SUPPLIED PASSAGE>
++++++

This first chapter will discuss the general properties
of various fields and how these fields can be expressed in
terms of various coordinate systems. The second chapter
discusses the various types of partial differential and
integral equations which govern fields, and the third chapter
treats of the relation between these equations and the
fundamental variational principles developed by Hamilton and
others for classic dynamics. The following few chapters will
discuss the general mathematical tools which are needed to
solve these equations, and the remainder of the work will be
concerned with the detailed solution of individual equations.
Practically all of modern physics deals with fields: potential fields,
probability fields, electromagnetic fields, tensor fields, and spinor
fields.
Mathematically speaking, a field is a set of functions
of the coordinates of a point in space. From the point of view of this
book a field is some convenient mathematical idealization of a physical
situation in which extension is an essential element, i.e.,
which cannot be analyzed in terms of the positions of a finite number
of particles. The transverse displacement from equilibrium of a string
under static forces is a very simple example of a one-dimensional
field; the displacement y is different for different parts of the string, so that y can be considered as a function of the distance x
along the string. The density, temperature, and pressure of a fluid
transmitting sound waves can be considered as functions of the three
coordinates and of time. Fields of this sort are obviously only
approximate idealizations of the physical situation, for they take no
account of the atomic properties of matter. We might call them material fields.
Other fields are constructs to enable us to analyze the problem of action at a distance,
in which the relative motion and position of one body affects that of
another. Potential and force fields, electromagnetic and gravitational
fields are examples of this type. They are considered as being
``caused'' by some piece of matter on some test body at the point in
question. In some cases the theory can be modified so as to take the
quantum rules into account in a more or less satisfactory way.
Finally fields can be constructed to ``explain'' the quantum rules.
Examples of these are the Schroedinger wave function and the spinor
fields associated with the Dirac electron. In many cases the value of
such a field at a point is closely related to probability.
For instance the square of the Schroedinger wave function is a
measure of the probability that an elementary particle is
present. Present quantum field theories suffer from many
fundamental difficulties and so constitute one of the frontiers of
theoretical physics.

++++++

EXTRACTED RECORDS>
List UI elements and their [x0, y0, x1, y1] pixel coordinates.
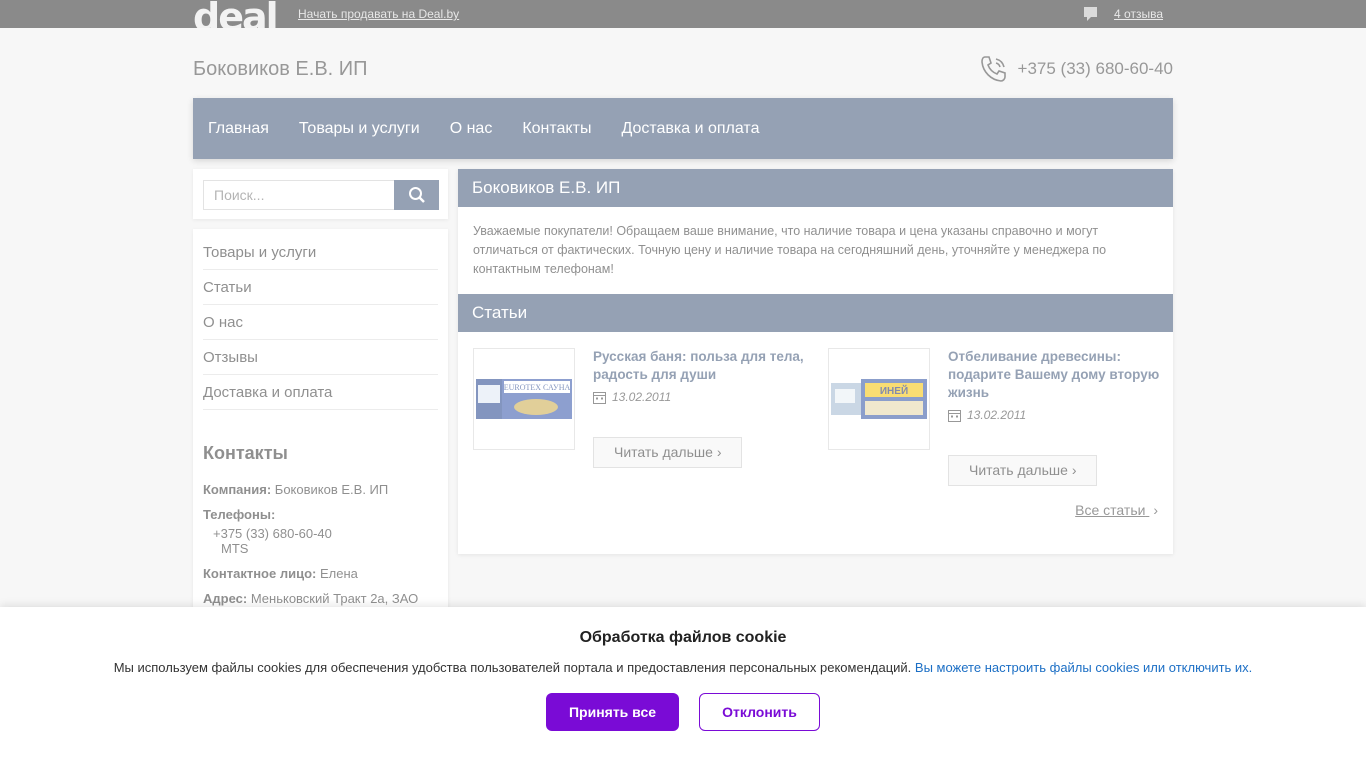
- panel-title: Боковиков Е.В. ИП: [458, 169, 1173, 207]
- chevron-right-icon: ›: [1153, 502, 1158, 518]
- articles-title: Статьи: [458, 294, 1173, 332]
- phone-icon: [980, 56, 1006, 82]
- search-button[interactable]: [394, 180, 439, 210]
- cookie-buttons: Принять все Отклонить: [0, 693, 1366, 731]
- cookie-settings-link[interactable]: Вы можете настроить файлы cookies или от…: [915, 660, 1252, 675]
- cookie-description: Мы используем файлы cookies для обеспече…: [113, 660, 912, 675]
- article-body: Отбеливание древесины: подарите Вашему д…: [948, 348, 1163, 422]
- address-label: Адрес:: [203, 591, 248, 606]
- phone-number[interactable]: +375 (33) 680-60-40: [1018, 59, 1173, 79]
- search-icon: [408, 187, 425, 203]
- cookie-banner: Обработка файлов cookie Мы используем фа…: [0, 607, 1366, 768]
- cookie-text: Мы используем файлы cookies для обеспече…: [0, 660, 1366, 675]
- chevron-right-icon: ›: [716, 444, 722, 460]
- search-box: [193, 169, 448, 219]
- contact-phone-value[interactable]: +375 (33) 680-60-40: [213, 526, 438, 541]
- read-more-label: Читать дальше: [969, 462, 1068, 478]
- main-nav: Главная Товары и услуги О нас Контакты Д…: [193, 98, 1173, 159]
- svg-text:ИНЕЙ: ИНЕЙ: [880, 384, 908, 397]
- company-value: Боковиков Е.В. ИП: [274, 482, 389, 497]
- top-bar: deal Начать продавать на Deal.by 4 отзыв…: [0, 0, 1366, 28]
- contact-address: Адрес: Меньковский Тракт 2а, ЗАО: [203, 591, 438, 606]
- contact-operator: MTS: [221, 541, 249, 556]
- sauna-product-image: EUROTEX САУНА: [476, 379, 572, 419]
- person-label: Контактное лицо:: [203, 566, 317, 581]
- contacts-title: Контакты: [203, 443, 288, 463]
- sidebar-item-delivery[interactable]: Доставка и оплата: [203, 375, 438, 410]
- svg-text:EUROTEX САУНА: EUROTEX САУНА: [504, 383, 571, 392]
- article-date-value: 13.02.2011: [967, 408, 1027, 422]
- cookie-title: Обработка файлов cookie: [579, 629, 787, 646]
- nav-item-contacts[interactable]: Контакты: [522, 120, 591, 138]
- sidebar-item-about[interactable]: О нас: [203, 305, 438, 340]
- site-header: Боковиков Е.В. ИП +375 (33) 680-60-40: [193, 28, 1173, 98]
- sidebar-item-articles[interactable]: Статьи: [203, 270, 438, 305]
- calendar-icon: [948, 409, 961, 422]
- sidebar-item-reviews[interactable]: Отзывы: [203, 340, 438, 375]
- company-label: Компания:: [203, 482, 272, 497]
- article-title[interactable]: Русская баня: польза для тела, радость д…: [593, 348, 808, 384]
- sidebar: Товары и услуги Статьи О нас Отзывы Дост…: [193, 169, 448, 619]
- contact-company: Компания: Боковиков Е.В. ИП: [203, 482, 438, 497]
- bleach-product-image: ИНЕЙ: [831, 379, 927, 419]
- header-phone: +375 (33) 680-60-40: [978, 53, 1173, 85]
- sidebar-item-products[interactable]: Товары и услуги: [203, 235, 438, 270]
- article-body: Русская баня: польза для тела, радость д…: [593, 348, 808, 404]
- chevron-right-icon: ›: [1071, 462, 1077, 478]
- comment-icon: [1084, 7, 1097, 21]
- article-date-value: 13.02.2011: [612, 390, 672, 404]
- address-value: Меньковский Тракт 2а, ЗАО: [250, 591, 419, 606]
- read-more-button[interactable]: Читать дальше ›: [593, 437, 743, 468]
- contact-phones: Телефоны:: [203, 507, 438, 522]
- decline-button[interactable]: Отклонить: [699, 693, 820, 731]
- nav-item-about[interactable]: О нас: [450, 120, 493, 138]
- article-thumbnail[interactable]: EUROTEX САУНА: [473, 348, 575, 450]
- phones-label: Телефоны:: [203, 507, 276, 522]
- all-articles-label: Все статьи: [1075, 502, 1146, 518]
- article-date: 13.02.2011: [948, 408, 1163, 422]
- articles-list: EUROTEX САУНА Русская баня: польза для т…: [458, 332, 1173, 554]
- start-selling-link[interactable]: Начать продавать на Deal.by: [298, 7, 459, 21]
- notice-panel: Боковиков Е.В. ИП Уважаемые покупатели! …: [458, 169, 1173, 554]
- accept-all-button[interactable]: Принять все: [546, 693, 679, 731]
- nav-item-products[interactable]: Товары и услуги: [299, 120, 420, 138]
- person-value: Елена: [319, 566, 358, 581]
- article-thumbnail[interactable]: ИНЕЙ: [828, 348, 930, 450]
- side-menu: Товары и услуги Статьи О нас Отзывы Дост…: [193, 229, 448, 619]
- read-more-button[interactable]: Читать дальше ›: [948, 455, 1098, 486]
- deal-logo[interactable]: deal: [193, 0, 277, 28]
- contact-person: Контактное лицо: Елена: [203, 566, 438, 581]
- company-name: Боковиков Е.В. ИП: [193, 58, 368, 80]
- calendar-icon: [593, 391, 606, 404]
- all-articles-link[interactable]: Все статьи ›: [1075, 502, 1158, 518]
- article-title[interactable]: Отбеливание древесины: подарите Вашему д…: [948, 348, 1163, 402]
- reviews-link[interactable]: 4 отзыва: [1114, 7, 1163, 21]
- search-input[interactable]: [203, 180, 395, 210]
- nav-item-home[interactable]: Главная: [208, 120, 269, 138]
- notice-text: Уважаемые покупатели! Обращаем ваше вним…: [473, 224, 1107, 276]
- nav-item-delivery[interactable]: Доставка и оплата: [621, 120, 759, 138]
- article-date: 13.02.2011: [593, 390, 808, 404]
- main-column: Боковиков Е.В. ИП Уважаемые покупатели! …: [458, 169, 1173, 554]
- read-more-label: Читать дальше: [614, 444, 713, 460]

++++++

STATED EXERCISE> In the passage about fields, what does the square of the Schroedinger wave function measure?

COMPLETE ANSWER> The probability that an elementary particle is present.